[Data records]
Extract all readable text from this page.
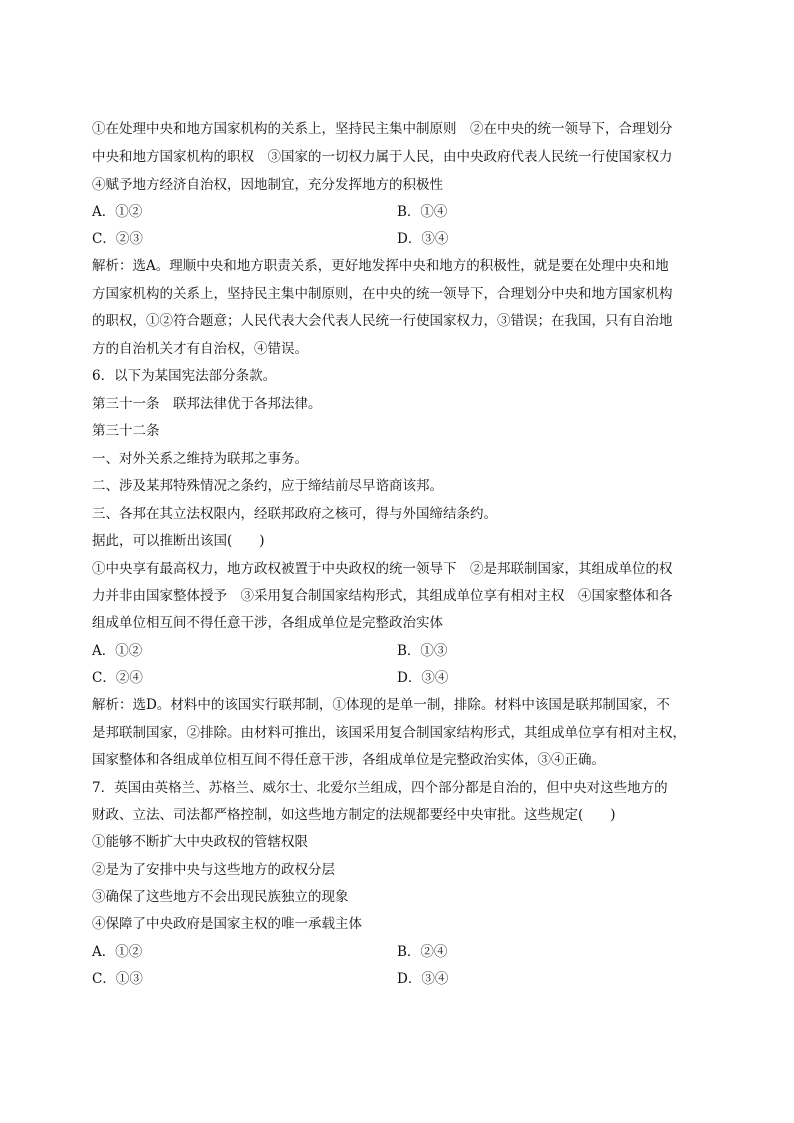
①在处理中央和地方国家机构的关系上，坚持民主集中制原则　②在中央的统一领导下，合理划分
中央和地方国家机构的职权　③国家的一切权力属于人民，由中央政府代表人民统一行使国家权力
④赋予地方经济自治权，因地制宜，充分发挥地方的积极性
A．①②	B．①④
C．②③	D．③④
解析：选A。理顺中央和地方职责关系，更好地发挥中央和地方的积极性，就是要在处理中央和地
方国家机构的关系上，坚持民主集中制原则，在中央的统一领导下，合理划分中央和地方国家机构
的职权，①②符合题意；人民代表大会代表人民统一行使国家权力，③错误；在我国，只有自治地
方的自治机关才有自治权，④错误。
6．以下为某国宪法部分条款。
第三十一条　联邦法律优于各邦法律。
第三十二条
一、对外关系之维持为联邦之事务。
二、涉及某邦特殊情况之条约，应于缔结前尽早谘商该邦。
三、各邦在其立法权限内，经联邦政府之核可，得与外国缔结条约。
据此，可以推断出该国(　　)
①中央享有最高权力，地方政权被置于中央政权的统一领导下　②是邦联制国家，其组成单位的权
力并非由国家整体授予　③采用复合制国家结构形式，其组成单位享有相对主权　④国家整体和各
组成单位相互间不得任意干涉，各组成单位是完整政治实体
A．①②	B．①③
C．②④	D．③④
解析：选D。材料中的该国实行联邦制，①体现的是单一制，排除。材料中该国是联邦制国家，不
是邦联制国家，②排除。由材料可推出，该国采用复合制国家结构形式，其组成单位享有相对主权，
国家整体和各组成单位相互间不得任意干涉，各组成单位是完整政治实体，③④正确。
7．英国由英格兰、苏格兰、威尔士、北爱尔兰组成，四个部分都是自治的，但中央对这些地方的
财政、立法、司法都严格控制，如这些地方制定的法规都要经中央审批。这些规定(　　)
①能够不断扩大中央政权的管辖权限
②是为了安排中央与这些地方的政权分层
③确保了这些地方不会出现民族独立的现象
④保障了中央政府是国家主权的唯一承载主体
A．①②	B．②④
C．①③	D．③④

Given task:
Check the records above line by line and tally those holding the string "其组成单位享有相对主权". Answer with the number only.

Complete answer:
2